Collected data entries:
<<<<
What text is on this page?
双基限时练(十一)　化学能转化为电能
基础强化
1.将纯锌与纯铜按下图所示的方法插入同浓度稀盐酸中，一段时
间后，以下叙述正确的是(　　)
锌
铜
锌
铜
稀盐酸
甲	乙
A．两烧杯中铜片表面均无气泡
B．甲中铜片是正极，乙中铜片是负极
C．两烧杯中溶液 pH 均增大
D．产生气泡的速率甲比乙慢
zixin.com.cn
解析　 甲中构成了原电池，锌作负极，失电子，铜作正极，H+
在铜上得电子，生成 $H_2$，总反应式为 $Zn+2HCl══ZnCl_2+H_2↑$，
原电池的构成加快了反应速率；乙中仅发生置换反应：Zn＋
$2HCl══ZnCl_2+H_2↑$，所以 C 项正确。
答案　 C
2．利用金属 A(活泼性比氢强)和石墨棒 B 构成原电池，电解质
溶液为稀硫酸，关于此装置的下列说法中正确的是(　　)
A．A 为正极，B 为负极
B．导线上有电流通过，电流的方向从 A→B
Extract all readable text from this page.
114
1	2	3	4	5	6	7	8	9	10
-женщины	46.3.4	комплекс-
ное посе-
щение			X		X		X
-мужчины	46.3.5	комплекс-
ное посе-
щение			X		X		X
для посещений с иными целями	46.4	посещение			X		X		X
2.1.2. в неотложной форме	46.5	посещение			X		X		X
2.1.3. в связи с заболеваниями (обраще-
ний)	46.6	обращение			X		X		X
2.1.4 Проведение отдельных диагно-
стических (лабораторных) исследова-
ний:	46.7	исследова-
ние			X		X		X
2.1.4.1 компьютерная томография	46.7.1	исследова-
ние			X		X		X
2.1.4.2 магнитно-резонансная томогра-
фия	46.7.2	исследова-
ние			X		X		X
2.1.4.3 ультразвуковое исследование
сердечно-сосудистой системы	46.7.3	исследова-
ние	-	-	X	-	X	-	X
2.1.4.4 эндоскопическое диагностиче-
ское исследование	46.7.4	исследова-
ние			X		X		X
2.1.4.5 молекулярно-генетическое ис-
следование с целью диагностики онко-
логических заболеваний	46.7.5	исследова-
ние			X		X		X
>>>>
BRIEF - Across the material above, how many lines include the string "page"? Only the number is wanted.

RESULT OF THIS TASK - 2